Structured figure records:
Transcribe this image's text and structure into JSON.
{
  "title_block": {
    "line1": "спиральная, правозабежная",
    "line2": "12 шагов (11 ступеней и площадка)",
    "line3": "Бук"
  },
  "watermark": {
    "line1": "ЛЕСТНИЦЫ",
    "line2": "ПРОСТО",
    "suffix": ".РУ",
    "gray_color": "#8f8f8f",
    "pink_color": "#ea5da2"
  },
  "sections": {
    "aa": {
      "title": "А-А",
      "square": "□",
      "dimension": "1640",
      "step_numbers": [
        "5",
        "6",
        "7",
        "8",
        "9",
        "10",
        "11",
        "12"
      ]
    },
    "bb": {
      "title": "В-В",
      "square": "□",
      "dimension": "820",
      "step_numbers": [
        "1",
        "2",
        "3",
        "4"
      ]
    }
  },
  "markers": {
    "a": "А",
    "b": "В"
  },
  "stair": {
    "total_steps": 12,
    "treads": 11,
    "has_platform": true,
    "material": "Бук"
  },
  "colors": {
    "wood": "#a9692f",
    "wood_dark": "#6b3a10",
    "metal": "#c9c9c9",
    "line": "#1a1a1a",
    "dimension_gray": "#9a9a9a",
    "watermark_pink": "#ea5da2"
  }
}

» SHORT PROBLEM
Restate the data above word for word, please.

» RESULT BELOW
Transcribe this image's text and structure into JSON.
{
  "title_block": {
    "line1": "спиральная, правозабежная",
    "line2": "12 шагов (11 ступеней и площадка)",
    "line3": "Бук"
  },
  "watermark": {
    "line1": "ЛЕСТНИЦЫ",
    "line2": "ПРОСТО",
    "suffix": ".РУ",
    "gray_color": "#8f8f8f",
    "pink_color": "#ea5da2"
  },
  "sections": {
    "aa": {
      "title": "А-А",
      "square": "□",
      "dimension": "1640",
      "step_numbers": [
        "5",
        "6",
        "7",
        "8",
        "9",
        "10",
        "11",
        "12"
      ]
    },
    "bb": {
      "title": "В-В",
      "square": "□",
      "dimension": "820",
      "step_numbers": [
        "1",
        "2",
        "3",
        "4"
      ]
    }
  },
  "markers": {
    "a": "А",
    "b": "В"
  },
  "stair": {
    "total_steps": 12,
    "treads": 11,
    "has_platform": true,
    "material": "Бук"
  },
  "colors": {
    "wood": "#a9692f",
    "wood_dark": "#6b3a10",
    "metal": "#c9c9c9",
    "line": "#1a1a1a",
    "dimension_gray": "#9a9a9a",
    "watermark_pink": "#ea5da2"
  }
}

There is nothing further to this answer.